(STORED RECORDS)
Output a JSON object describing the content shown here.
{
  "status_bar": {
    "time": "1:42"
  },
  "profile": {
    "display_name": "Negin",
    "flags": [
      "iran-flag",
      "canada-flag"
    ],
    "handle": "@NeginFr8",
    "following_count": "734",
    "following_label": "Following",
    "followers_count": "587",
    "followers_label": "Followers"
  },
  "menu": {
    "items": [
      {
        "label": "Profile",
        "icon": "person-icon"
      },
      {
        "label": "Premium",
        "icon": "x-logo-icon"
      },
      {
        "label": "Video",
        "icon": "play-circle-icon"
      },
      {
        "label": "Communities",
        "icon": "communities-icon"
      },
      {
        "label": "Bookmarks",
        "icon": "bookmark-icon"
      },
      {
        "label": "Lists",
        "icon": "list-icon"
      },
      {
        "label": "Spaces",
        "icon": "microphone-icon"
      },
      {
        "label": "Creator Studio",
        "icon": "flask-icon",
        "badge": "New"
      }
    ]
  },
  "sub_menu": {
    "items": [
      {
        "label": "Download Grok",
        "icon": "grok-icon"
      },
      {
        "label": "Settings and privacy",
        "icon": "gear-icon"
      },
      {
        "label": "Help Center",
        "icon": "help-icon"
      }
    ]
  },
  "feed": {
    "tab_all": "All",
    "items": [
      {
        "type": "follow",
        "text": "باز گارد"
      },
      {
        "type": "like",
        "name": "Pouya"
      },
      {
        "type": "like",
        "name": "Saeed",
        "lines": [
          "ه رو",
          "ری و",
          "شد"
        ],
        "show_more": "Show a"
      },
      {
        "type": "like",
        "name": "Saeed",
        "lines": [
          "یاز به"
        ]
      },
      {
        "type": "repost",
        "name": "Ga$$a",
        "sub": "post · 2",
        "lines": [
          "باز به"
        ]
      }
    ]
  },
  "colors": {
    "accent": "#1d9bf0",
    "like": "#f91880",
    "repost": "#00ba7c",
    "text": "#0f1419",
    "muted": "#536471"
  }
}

---

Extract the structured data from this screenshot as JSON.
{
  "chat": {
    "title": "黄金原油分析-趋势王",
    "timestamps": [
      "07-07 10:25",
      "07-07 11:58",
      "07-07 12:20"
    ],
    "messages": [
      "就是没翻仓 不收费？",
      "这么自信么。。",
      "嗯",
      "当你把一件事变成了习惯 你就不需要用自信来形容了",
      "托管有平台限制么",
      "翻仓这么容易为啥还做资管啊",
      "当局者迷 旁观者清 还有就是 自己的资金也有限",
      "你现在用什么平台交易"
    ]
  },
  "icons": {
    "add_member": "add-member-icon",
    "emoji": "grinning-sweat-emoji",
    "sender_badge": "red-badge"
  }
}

(PROBLEM) Pull every line containing "JSON" out of the records.

(THE ANSWER)
Output a JSON object describing the content shown here.
Extract the structured data from this screenshot as JSON.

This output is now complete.